Assignment -
Which lines of the records below contain the string "JSON"? Report each of them.

Task material -
=== Begin Enclosure ===

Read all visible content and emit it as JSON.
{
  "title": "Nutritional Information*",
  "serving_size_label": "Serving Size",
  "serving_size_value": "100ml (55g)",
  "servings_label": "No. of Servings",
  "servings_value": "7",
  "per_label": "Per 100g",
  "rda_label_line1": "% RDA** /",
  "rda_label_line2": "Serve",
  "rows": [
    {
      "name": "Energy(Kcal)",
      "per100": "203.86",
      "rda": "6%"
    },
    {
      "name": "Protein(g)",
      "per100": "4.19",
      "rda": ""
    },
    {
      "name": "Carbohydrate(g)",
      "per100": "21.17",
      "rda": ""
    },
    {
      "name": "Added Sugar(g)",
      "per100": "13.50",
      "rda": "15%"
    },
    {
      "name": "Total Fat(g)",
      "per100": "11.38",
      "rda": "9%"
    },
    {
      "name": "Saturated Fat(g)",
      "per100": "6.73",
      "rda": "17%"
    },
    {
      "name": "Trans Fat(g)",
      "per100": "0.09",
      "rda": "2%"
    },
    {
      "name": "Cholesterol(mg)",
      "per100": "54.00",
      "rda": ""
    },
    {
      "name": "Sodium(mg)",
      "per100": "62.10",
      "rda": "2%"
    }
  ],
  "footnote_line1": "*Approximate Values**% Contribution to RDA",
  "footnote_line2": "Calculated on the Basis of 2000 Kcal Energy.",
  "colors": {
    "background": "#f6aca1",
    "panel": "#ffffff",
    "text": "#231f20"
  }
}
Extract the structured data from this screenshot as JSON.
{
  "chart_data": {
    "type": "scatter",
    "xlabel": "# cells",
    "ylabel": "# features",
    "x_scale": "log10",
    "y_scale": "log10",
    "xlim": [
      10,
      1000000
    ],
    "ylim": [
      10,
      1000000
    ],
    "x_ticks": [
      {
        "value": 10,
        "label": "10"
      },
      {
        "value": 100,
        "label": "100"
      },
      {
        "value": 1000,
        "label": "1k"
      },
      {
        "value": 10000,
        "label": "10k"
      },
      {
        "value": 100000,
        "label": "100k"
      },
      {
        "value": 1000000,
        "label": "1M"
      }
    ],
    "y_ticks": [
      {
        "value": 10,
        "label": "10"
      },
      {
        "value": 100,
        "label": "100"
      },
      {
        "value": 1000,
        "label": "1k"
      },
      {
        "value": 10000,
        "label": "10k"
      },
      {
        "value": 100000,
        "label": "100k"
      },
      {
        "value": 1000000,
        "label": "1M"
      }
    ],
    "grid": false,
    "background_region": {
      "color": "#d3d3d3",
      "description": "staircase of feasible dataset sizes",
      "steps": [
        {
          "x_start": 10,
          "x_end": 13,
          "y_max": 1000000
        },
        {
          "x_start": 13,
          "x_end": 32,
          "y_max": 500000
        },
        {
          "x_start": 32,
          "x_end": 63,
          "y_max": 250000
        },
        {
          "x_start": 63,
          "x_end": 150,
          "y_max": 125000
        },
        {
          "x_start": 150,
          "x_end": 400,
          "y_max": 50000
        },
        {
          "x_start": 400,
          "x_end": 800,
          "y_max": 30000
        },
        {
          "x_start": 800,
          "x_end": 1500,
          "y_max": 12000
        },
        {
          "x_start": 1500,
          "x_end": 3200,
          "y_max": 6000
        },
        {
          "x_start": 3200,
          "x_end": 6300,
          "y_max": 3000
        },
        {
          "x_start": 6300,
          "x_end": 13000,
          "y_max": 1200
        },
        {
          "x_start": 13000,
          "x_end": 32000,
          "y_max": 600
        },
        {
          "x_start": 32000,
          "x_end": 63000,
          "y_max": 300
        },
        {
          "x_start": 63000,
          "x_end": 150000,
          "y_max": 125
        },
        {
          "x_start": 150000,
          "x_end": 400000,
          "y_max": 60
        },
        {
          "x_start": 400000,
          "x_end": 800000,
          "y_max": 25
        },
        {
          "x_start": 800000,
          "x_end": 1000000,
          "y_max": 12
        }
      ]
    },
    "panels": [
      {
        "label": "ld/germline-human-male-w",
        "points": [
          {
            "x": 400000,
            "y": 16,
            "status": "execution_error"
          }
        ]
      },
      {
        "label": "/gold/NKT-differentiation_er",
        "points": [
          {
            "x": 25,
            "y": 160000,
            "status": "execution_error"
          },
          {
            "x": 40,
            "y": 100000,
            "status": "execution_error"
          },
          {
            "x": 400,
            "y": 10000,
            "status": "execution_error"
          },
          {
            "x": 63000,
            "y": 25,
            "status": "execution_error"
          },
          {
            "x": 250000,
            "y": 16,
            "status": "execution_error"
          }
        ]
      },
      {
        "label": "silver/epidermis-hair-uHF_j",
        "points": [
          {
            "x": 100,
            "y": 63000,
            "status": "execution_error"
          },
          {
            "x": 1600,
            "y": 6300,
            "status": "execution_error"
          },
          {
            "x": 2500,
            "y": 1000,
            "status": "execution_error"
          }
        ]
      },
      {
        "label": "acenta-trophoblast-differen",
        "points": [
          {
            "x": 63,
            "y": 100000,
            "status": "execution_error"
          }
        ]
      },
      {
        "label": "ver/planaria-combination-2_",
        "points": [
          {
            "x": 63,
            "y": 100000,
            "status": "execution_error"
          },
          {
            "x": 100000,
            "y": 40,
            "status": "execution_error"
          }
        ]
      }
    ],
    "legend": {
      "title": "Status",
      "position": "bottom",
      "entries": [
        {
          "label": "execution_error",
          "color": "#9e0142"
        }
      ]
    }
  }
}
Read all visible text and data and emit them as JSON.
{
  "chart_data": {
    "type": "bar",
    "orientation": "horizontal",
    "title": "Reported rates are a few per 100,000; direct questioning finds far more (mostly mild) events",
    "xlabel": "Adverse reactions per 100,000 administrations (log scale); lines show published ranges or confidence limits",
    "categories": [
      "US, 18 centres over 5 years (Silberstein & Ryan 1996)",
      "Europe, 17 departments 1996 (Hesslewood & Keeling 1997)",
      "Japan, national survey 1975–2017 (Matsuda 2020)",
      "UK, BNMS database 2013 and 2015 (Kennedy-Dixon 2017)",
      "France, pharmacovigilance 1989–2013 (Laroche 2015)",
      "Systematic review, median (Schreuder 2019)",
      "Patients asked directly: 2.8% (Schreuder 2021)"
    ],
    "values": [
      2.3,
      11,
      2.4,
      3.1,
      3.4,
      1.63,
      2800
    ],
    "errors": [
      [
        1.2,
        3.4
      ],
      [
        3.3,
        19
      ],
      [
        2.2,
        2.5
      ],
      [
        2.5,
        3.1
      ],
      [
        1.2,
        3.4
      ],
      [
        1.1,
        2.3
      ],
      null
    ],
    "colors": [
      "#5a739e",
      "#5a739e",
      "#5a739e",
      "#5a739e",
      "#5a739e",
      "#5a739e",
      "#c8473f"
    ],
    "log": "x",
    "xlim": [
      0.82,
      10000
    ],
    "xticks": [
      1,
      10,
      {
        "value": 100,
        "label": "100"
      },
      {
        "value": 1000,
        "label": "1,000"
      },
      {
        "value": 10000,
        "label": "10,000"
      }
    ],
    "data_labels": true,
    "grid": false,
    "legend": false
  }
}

=== End Enclosure ===

Solution to this exercise -
Read all visible content and emit it as JSON.
Extract the structured data from this screenshot as JSON.
Read all visible text and data and emit them as JSON.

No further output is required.